- **AIM OF THE EXERCISE**
Copy the items below verbatim, starting at the first line and ending at the line that contains "bar-segment-low [1237,727,1268,767]", with both of those lines included.

** START **

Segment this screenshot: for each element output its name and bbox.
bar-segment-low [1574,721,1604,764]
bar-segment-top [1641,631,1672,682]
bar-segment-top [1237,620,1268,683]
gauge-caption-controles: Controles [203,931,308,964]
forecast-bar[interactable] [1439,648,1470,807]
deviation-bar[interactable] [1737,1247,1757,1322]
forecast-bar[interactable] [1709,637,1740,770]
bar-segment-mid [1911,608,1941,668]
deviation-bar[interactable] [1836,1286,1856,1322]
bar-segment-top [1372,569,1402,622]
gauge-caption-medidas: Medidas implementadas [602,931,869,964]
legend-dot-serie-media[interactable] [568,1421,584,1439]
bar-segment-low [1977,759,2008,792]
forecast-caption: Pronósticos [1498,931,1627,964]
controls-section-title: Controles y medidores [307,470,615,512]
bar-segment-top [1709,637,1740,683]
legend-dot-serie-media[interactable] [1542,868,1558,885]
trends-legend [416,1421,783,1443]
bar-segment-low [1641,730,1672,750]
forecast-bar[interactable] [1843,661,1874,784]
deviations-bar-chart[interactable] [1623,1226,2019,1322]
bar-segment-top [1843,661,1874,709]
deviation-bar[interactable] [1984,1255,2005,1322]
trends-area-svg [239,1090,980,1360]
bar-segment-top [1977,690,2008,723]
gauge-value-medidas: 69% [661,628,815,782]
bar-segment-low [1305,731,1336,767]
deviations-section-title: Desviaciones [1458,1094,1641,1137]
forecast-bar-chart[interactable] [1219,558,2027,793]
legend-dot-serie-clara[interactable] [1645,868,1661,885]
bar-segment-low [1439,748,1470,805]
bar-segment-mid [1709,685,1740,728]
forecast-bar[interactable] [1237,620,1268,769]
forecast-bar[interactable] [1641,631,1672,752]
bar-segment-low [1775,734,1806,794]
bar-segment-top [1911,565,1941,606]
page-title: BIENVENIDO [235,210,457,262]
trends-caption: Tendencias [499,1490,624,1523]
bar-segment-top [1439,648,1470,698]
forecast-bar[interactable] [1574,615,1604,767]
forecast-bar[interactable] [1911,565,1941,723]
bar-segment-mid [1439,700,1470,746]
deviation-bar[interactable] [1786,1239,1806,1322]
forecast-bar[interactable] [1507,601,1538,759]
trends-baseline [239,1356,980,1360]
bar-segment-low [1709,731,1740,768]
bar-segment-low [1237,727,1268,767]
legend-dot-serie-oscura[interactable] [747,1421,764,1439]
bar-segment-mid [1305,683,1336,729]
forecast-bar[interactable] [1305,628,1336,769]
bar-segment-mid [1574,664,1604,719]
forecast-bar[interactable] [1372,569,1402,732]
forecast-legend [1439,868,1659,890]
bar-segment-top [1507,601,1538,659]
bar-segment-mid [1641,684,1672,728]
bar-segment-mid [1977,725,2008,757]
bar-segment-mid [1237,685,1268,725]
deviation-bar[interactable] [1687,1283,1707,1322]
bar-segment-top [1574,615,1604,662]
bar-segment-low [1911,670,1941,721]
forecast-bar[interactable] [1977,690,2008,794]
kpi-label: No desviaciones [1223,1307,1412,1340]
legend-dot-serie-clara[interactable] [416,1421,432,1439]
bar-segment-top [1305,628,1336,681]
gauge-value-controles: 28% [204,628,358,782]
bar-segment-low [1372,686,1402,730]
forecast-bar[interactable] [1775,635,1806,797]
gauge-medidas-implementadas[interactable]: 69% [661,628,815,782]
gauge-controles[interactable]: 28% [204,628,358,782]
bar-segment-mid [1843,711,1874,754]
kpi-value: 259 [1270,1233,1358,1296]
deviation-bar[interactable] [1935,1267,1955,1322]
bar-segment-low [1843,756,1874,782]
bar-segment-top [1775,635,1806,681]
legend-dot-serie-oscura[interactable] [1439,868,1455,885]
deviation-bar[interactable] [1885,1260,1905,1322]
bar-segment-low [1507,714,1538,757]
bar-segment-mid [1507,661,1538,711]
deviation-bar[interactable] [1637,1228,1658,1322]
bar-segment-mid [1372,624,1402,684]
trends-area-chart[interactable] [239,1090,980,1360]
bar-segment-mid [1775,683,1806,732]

** END **

- **SOLUTION TO THIS EXERCISE**
Segment this screenshot: for each element output its name and bbox.
bar-segment-low [1574,721,1604,764]
bar-segment-top [1641,631,1672,682]
bar-segment-top [1237,620,1268,683]
gauge-caption-controles: Controles [203,931,308,964]
forecast-bar[interactable] [1439,648,1470,807]
deviation-bar[interactable] [1737,1247,1757,1322]
forecast-bar[interactable] [1709,637,1740,770]
bar-segment-mid [1911,608,1941,668]
deviation-bar[interactable] [1836,1286,1856,1322]
bar-segment-top [1372,569,1402,622]
gauge-caption-medidas: Medidas implementadas [602,931,869,964]
legend-dot-serie-media[interactable] [568,1421,584,1439]
bar-segment-low [1977,759,2008,792]
forecast-caption: Pronósticos [1498,931,1627,964]
controls-section-title: Controles y medidores [307,470,615,512]
bar-segment-top [1709,637,1740,683]
legend-dot-serie-media[interactable] [1542,868,1558,885]
trends-legend [416,1421,783,1443]
bar-segment-low [1641,730,1672,750]
forecast-bar[interactable] [1843,661,1874,784]
deviations-bar-chart[interactable] [1623,1226,2019,1322]
bar-segment-top [1843,661,1874,709]
deviation-bar[interactable] [1984,1255,2005,1322]
trends-area-svg [239,1090,980,1360]
bar-segment-top [1977,690,2008,723]
gauge-value-medidas: 69% [661,628,815,782]
bar-segment-low [1305,731,1336,767]
deviations-section-title: Desviaciones [1458,1094,1641,1137]
forecast-bar-chart[interactable] [1219,558,2027,793]
legend-dot-serie-clara[interactable] [1645,868,1661,885]
bar-segment-low [1439,748,1470,805]
bar-segment-mid [1709,685,1740,728]
forecast-bar[interactable] [1237,620,1268,769]
forecast-bar[interactable] [1641,631,1672,752]
bar-segment-low [1775,734,1806,794]
bar-segment-top [1911,565,1941,606]
page-title: BIENVENIDO [235,210,457,262]
trends-caption: Tendencias [499,1490,624,1523]
bar-segment-top [1439,648,1470,698]
forecast-bar[interactable] [1574,615,1604,767]
forecast-bar[interactable] [1911,565,1941,723]
bar-segment-mid [1439,700,1470,746]
deviation-bar[interactable] [1786,1239,1806,1322]
forecast-bar[interactable] [1507,601,1538,759]
trends-baseline [239,1356,980,1360]
bar-segment-low [1709,731,1740,768]
bar-segment-low [1237,727,1268,767]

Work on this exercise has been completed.